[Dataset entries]
┌──
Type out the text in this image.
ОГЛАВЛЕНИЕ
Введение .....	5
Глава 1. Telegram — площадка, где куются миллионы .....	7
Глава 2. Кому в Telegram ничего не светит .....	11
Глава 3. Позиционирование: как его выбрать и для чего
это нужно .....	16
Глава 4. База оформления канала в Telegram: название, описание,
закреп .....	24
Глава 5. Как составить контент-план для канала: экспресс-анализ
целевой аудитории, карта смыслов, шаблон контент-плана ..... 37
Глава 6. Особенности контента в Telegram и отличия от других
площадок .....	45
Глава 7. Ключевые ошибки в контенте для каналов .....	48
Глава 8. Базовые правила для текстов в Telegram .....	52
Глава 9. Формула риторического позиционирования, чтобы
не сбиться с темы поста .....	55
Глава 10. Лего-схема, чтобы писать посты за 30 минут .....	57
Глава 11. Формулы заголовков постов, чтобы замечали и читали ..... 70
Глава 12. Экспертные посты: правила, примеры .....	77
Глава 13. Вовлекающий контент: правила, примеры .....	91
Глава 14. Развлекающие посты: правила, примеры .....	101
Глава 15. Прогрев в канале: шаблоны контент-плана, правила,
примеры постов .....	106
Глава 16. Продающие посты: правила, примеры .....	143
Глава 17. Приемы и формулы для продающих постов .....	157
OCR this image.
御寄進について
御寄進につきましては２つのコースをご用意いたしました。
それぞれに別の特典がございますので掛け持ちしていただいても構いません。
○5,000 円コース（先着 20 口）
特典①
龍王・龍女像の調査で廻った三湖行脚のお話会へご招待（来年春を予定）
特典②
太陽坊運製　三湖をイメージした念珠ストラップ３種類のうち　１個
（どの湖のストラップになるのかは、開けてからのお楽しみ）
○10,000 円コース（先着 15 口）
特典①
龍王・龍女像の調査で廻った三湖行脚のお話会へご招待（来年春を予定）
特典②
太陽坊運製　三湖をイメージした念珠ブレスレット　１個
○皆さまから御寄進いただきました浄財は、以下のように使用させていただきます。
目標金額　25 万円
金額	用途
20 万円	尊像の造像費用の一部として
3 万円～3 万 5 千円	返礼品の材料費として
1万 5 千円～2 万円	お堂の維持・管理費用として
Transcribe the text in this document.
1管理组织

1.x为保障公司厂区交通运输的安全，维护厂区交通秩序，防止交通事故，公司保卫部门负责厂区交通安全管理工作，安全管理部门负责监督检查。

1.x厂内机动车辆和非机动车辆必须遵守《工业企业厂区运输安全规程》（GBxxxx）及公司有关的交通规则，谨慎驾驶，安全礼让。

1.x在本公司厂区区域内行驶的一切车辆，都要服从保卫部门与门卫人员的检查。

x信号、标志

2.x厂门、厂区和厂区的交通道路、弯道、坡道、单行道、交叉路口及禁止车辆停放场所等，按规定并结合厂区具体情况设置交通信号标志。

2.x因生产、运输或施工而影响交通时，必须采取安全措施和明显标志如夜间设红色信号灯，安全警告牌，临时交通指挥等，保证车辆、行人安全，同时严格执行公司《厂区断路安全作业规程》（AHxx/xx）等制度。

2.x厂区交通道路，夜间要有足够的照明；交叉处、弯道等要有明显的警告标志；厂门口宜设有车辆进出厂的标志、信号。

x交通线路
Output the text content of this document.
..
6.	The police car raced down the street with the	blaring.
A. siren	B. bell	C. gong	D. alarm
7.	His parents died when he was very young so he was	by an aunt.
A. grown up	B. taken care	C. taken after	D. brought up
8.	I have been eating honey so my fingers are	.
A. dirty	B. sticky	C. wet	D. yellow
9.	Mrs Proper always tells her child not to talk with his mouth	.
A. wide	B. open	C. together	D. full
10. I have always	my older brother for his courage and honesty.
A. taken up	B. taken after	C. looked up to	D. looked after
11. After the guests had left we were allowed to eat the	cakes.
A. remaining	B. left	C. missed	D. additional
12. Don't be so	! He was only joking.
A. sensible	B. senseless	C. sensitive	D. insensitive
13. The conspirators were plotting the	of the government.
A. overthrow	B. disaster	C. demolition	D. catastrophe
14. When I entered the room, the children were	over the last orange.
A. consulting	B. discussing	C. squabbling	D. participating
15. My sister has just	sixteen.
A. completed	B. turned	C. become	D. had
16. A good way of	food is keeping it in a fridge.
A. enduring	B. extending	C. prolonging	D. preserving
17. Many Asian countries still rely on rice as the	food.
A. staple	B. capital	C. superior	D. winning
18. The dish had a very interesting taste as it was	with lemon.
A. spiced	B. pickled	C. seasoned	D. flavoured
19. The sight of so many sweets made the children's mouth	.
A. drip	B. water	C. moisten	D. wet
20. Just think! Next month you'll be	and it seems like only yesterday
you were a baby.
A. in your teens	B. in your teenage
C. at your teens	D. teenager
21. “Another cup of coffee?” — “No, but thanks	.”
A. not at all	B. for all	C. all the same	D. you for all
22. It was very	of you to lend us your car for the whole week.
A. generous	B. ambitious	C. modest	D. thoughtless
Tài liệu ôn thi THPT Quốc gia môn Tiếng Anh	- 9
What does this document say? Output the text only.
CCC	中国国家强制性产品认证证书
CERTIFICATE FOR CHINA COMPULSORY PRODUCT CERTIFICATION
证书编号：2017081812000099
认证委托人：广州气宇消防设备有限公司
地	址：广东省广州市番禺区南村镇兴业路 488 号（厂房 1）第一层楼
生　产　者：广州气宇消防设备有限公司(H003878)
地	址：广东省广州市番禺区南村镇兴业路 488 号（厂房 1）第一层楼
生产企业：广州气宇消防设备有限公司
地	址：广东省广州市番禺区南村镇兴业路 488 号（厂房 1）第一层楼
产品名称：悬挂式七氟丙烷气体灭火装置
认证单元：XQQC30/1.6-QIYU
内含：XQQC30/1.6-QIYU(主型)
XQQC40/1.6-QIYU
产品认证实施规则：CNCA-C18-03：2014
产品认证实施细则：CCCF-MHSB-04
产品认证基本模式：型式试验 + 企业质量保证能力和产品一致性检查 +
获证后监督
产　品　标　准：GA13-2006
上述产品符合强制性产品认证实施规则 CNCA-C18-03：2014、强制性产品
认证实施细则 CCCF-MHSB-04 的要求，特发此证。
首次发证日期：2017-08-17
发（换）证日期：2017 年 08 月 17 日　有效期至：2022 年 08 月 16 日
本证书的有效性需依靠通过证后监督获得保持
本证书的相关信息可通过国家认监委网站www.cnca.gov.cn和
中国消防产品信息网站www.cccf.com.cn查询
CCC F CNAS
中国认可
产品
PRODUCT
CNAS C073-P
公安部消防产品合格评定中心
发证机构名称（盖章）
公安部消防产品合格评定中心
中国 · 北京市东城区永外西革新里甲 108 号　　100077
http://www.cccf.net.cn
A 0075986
└──
Instruction
Set down every line of the listing above again, exactly as given.

Correct response
Type out the text in this image.
ОГЛАВЛЕНИЕ
Введение .....	5
Глава 1. Telegram — площадка, где куются миллионы .....	7
Глава 2. Кому в Telegram ничего не светит .....	11
Глава 3. Позиционирование: как его выбрать и для чего
это нужно .....	16
Глава 4. База оформления канала в Telegram: название, описание,
закреп .....	24
Глава 5. Как составить контент-план для канала: экспресс-анализ
целевой аудитории, карта смыслов, шаблон контент-плана ..... 37
Глава 6. Особенности контента в Telegram и отличия от других
площадок .....	45
Глава 7. Ключевые ошибки в контенте для каналов .....	48
Глава 8. Базовые правила для текстов в Telegram .....	52
Глава 9. Формула риторического позиционирования, чтобы
не сбиться с темы поста .....	55
Глава 10. Лего-схема, чтобы писать посты за 30 минут .....	57
Глава 11. Формулы заголовков постов, чтобы замечали и читали ..... 70
Глава 12. Экспертные посты: правила, примеры .....	77
Глава 13. Вовлекающий контент: правила, примеры .....	91
Глава 14. Развлекающие посты: правила, примеры .....	101
Глава 15. Прогрев в канале: шаблоны контент-плана, правила,
примеры постов .....	106
Глава 16. Продающие посты: правила, примеры .....	143
Глава 17. Приемы и формулы для продающих постов .....	157
OCR this image.
御寄進について
御寄進につきましては２つのコースをご用意いたしました。
それぞれに別の特典がございますので掛け持ちしていただいても構いません。
○5,000 円コース（先着 20 口）
特典①
龍王・龍女像の調査で廻った三湖行脚のお話会へご招待（来年春を予定）
特典②
太陽坊運製　三湖をイメージした念珠ストラップ３種類のうち　１個
（どの湖のストラップになるのかは、開けてからのお楽しみ）
○10,000 円コース（先着 15 口）
特典①
龍王・龍女像の調査で廻った三湖行脚のお話会へご招待（来年春を予定）
特典②
太陽坊運製　三湖をイメージした念珠ブレスレット　１個
○皆さまから御寄進いただきました浄財は、以下のように使用させていただきます。
目標金額　25 万円
金額	用途
20 万円	尊像の造像費用の一部として
3 万円～3 万 5 千円	返礼品の材料費として
1万 5 千円～2 万円	お堂の維持・管理費用として
Transcribe the text in this document.
1管理组织

1.x为保障公司厂区交通运输的安全，维护厂区交通秩序，防止交通事故，公司保卫部门负责厂区交通安全管理工作，安全管理部门负责监督检查。

1.x厂内机动车辆和非机动车辆必须遵守《工业企业厂区运输安全规程》（GBxxxx）及公司有关的交通规则，谨慎驾驶，安全礼让。

1.x在本公司厂区区域内行驶的一切车辆，都要服从保卫部门与门卫人员的检查。

x信号、标志

2.x厂门、厂区和厂区的交通道路、弯道、坡道、单行道、交叉路口及禁止车辆停放场所等，按规定并结合厂区具体情况设置交通信号标志。

2.x因生产、运输或施工而影响交通时，必须采取安全措施和明显标志如夜间设红色信号灯，安全警告牌，临时交通指挥等，保证车辆、行人安全，同时严格执行公司《厂区断路安全作业规程》（AHxx/xx）等制度。

2.x厂区交通道路，夜间要有足够的照明；交叉处、弯道等要有明显的警告标志；厂门口宜设有车辆进出厂的标志、信号。

x交通线路
Output the text content of this document.
..
6.	The police car raced down the street with the	blaring.
A. siren	B. bell	C. gong	D. alarm
7.	His parents died when he was very young so he was	by an aunt.
A. grown up	B. taken care	C. taken after	D. brought up
8.	I have been eating honey so my fingers are	.
A. dirty	B. sticky	C. wet	D. yellow
9.	Mrs Proper always tells her child not to talk with his mouth	.
A. wide	B. open	C. together	D. full
10. I have always	my older brother for his courage and honesty.
A. taken up	B. taken after	C. looked up to	D. looked after
11. After the guests had left we were allowed to eat the	cakes.
A. remaining	B. left	C. missed	D. additional
12. Don't be so	! He was only joking.
A. sensible	B. senseless	C. sensitive	D. insensitive
13. The conspirators were plotting the	of the government.
A. overthrow	B. disaster	C. demolition	D. catastrophe
14. When I entered the room, the children were	over the last orange.
A. consulting	B. discussing	C. squabbling	D. participating
15. My sister has just	sixteen.
A. completed	B. turned	C. become	D. had
16. A good way of	food is keeping it in a fridge.
A. enduring	B. extending	C. prolonging	D. preserving
17. Many Asian countries still rely on rice as the	food.
A. staple	B. capital	C. superior	D. winning
18. The dish had a very interesting taste as it was	with lemon.
A. spiced	B. pickled	C. seasoned	D. flavoured
19. The sight of so many sweets made the children's mouth	.
A. drip	B. water	C. moisten	D. wet
20. Just think! Next month you'll be	and it seems like only yesterday
you were a baby.
A. in your teens	B. in your teenage
C. at your teens	D. teenager
21. “Another cup of coffee?” — “No, but thanks	.”
A. not at all	B. for all	C. all the same	D. you for all
22. It was very	of you to lend us your car for the whole week.
A. generous	B. ambitious	C. modest	D. thoughtless
Tài liệu ôn thi THPT Quốc gia môn Tiếng Anh	- 9
What does this document say? Output the text only.
CCC	中国国家强制性产品认证证书
CERTIFICATE FOR CHINA COMPULSORY PRODUCT CERTIFICATION
证书编号：2017081812000099
认证委托人：广州气宇消防设备有限公司
地	址：广东省广州市番禺区南村镇兴业路 488 号（厂房 1）第一层楼
生　产　者：广州气宇消防设备有限公司(H003878)
地	址：广东省广州市番禺区南村镇兴业路 488 号（厂房 1）第一层楼
生产企业：广州气宇消防设备有限公司
地	址：广东省广州市番禺区南村镇兴业路 488 号（厂房 1）第一层楼
产品名称：悬挂式七氟丙烷气体灭火装置
认证单元：XQQC30/1.6-QIYU
内含：XQQC30/1.6-QIYU(主型)
XQQC40/1.6-QIYU
产品认证实施规则：CNCA-C18-03：2014
产品认证实施细则：CCCF-MHSB-04
产品认证基本模式：型式试验 + 企业质量保证能力和产品一致性检查 +
获证后监督
产　品　标　准：GA13-2006
上述产品符合强制性产品认证实施规则 CNCA-C18-03：2014、强制性产品
认证实施细则 CCCF-MHSB-04 的要求，特发此证。
首次发证日期：2017-08-17
发（换）证日期：2017 年 08 月 17 日　有效期至：2022 年 08 月 16 日
本证书的有效性需依靠通过证后监督获得保持
本证书的相关信息可通过国家认监委网站www.cnca.gov.cn和
中国消防产品信息网站www.cccf.com.cn查询
CCC F CNAS
中国认可
产品
PRODUCT
CNAS C073-P
公安部消防产品合格评定中心
发证机构名称（盖章）
公安部消防产品合格评定中心
中国 · 北京市东城区永外西革新里甲 108 号　　100077
http://www.cccf.net.cn
A 0075986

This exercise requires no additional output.